### What to do
All of the listing below must be repeated word for word. Pictures are the only thing to omit.

# start of Provided material

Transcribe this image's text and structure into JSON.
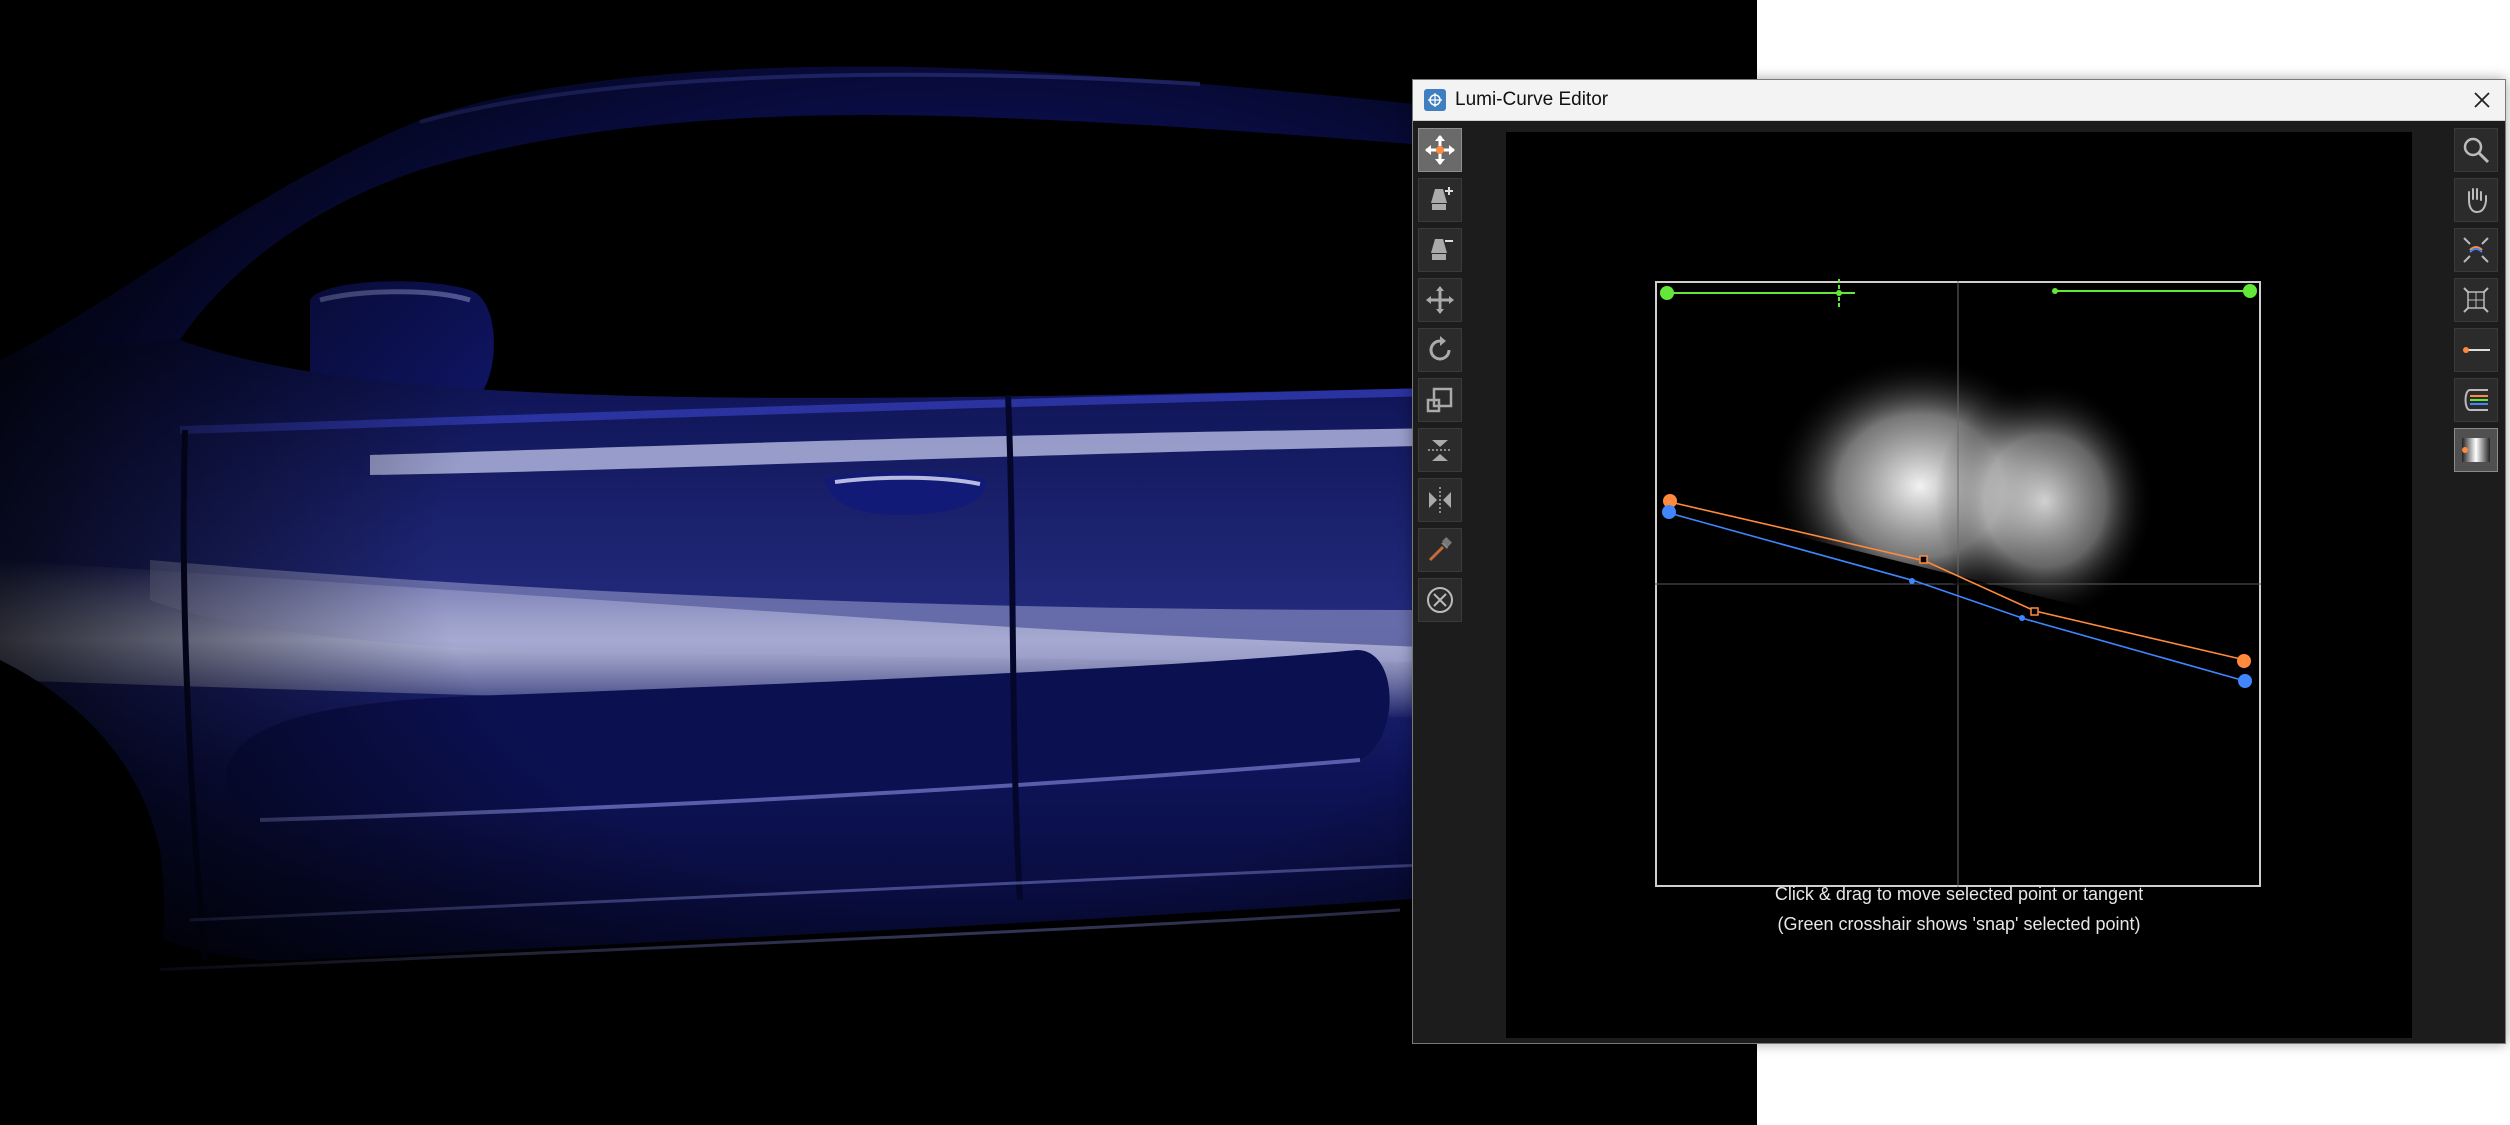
{
  "window": {
    "title": "Lumi-Curve Editor",
    "app_icon": "lumi-curve-app-icon",
    "close_icon": "close-icon"
  },
  "left_toolbar": [
    {
      "name": "move-point-tool",
      "icon": "move-arrows-icon",
      "active": true
    },
    {
      "name": "add-point-tool",
      "icon": "pen-plus-icon",
      "active": false
    },
    {
      "name": "remove-point-tool",
      "icon": "pen-minus-icon",
      "active": false
    },
    {
      "name": "move-all-tool",
      "icon": "move-cross-icon",
      "active": false
    },
    {
      "name": "rotate-tool",
      "icon": "rotate-icon",
      "active": false
    },
    {
      "name": "scale-tool",
      "icon": "scale-box-icon",
      "active": false
    },
    {
      "name": "flip-vertical-tool",
      "icon": "flip-vertical-icon",
      "active": false
    },
    {
      "name": "mirror-horizontal-tool",
      "icon": "mirror-horizontal-icon",
      "active": false
    },
    {
      "name": "eyedropper-tool",
      "icon": "eyedropper-icon",
      "active": false
    },
    {
      "name": "reset-tool",
      "icon": "circle-x-icon",
      "active": false
    }
  ],
  "right_toolbar": [
    {
      "name": "zoom-tool",
      "icon": "magnifier-icon",
      "active": false
    },
    {
      "name": "pan-tool",
      "icon": "hand-icon",
      "active": false
    },
    {
      "name": "fit-view-tool",
      "icon": "fit-arrows-icon",
      "active": false
    },
    {
      "name": "frame-all-tool",
      "icon": "frame-grid-icon",
      "active": false
    },
    {
      "name": "show-curve-tool",
      "icon": "curve-line-icon",
      "active": false
    },
    {
      "name": "gradient-lines-tool",
      "icon": "gradient-lines-icon",
      "active": false
    },
    {
      "name": "falloff-preview-tool",
      "icon": "falloff-preview-icon",
      "active": true
    }
  ],
  "hints": {
    "line1": "Click & drag to move selected point or tangent",
    "line2": "(Green crosshair shows 'snap' selected point)"
  },
  "colors": {
    "orange_curve": "#ff8a3d",
    "blue_curve": "#3f86ff",
    "green_handles": "#63e83a",
    "car_paint": "#141a6b"
  }
}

# end of Provided material

### Written answer
Transcribe this image's text and structure into JSON.
{
  "window": {
    "title": "Lumi-Curve Editor",
    "app_icon": "lumi-curve-app-icon",
    "close_icon": "close-icon"
  },
  "left_toolbar": [
    {
      "name": "move-point-tool",
      "icon": "move-arrows-icon",
      "active": true
    },
    {
      "name": "add-point-tool",
      "icon": "pen-plus-icon",
      "active": false
    },
    {
      "name": "remove-point-tool",
      "icon": "pen-minus-icon",
      "active": false
    },
    {
      "name": "move-all-tool",
      "icon": "move-cross-icon",
      "active": false
    },
    {
      "name": "rotate-tool",
      "icon": "rotate-icon",
      "active": false
    },
    {
      "name": "scale-tool",
      "icon": "scale-box-icon",
      "active": false
    },
    {
      "name": "flip-vertical-tool",
      "icon": "flip-vertical-icon",
      "active": false
    },
    {
      "name": "mirror-horizontal-tool",
      "icon": "mirror-horizontal-icon",
      "active": false
    },
    {
      "name": "eyedropper-tool",
      "icon": "eyedropper-icon",
      "active": false
    },
    {
      "name": "reset-tool",
      "icon": "circle-x-icon",
      "active": false
    }
  ],
  "right_toolbar": [
    {
      "name": "zoom-tool",
      "icon": "magnifier-icon",
      "active": false
    },
    {
      "name": "pan-tool",
      "icon": "hand-icon",
      "active": false
    },
    {
      "name": "fit-view-tool",
      "icon": "fit-arrows-icon",
      "active": false
    },
    {
      "name": "frame-all-tool",
      "icon": "frame-grid-icon",
      "active": false
    },
    {
      "name": "show-curve-tool",
      "icon": "curve-line-icon",
      "active": false
    },
    {
      "name": "gradient-lines-tool",
      "icon": "gradient-lines-icon",
      "active": false
    },
    {
      "name": "falloff-preview-tool",
      "icon": "falloff-preview-icon",
      "active": true
    }
  ],
  "hints": {
    "line1": "Click & drag to move selected point or tangent",
    "line2": "(Green crosshair shows 'snap' selected point)"
  },
  "colors": {
    "orange_curve": "#ff8a3d",
    "blue_curve": "#3f86ff",
    "green_handles": "#63e83a",
    "car_paint": "#141a6b"
  }
}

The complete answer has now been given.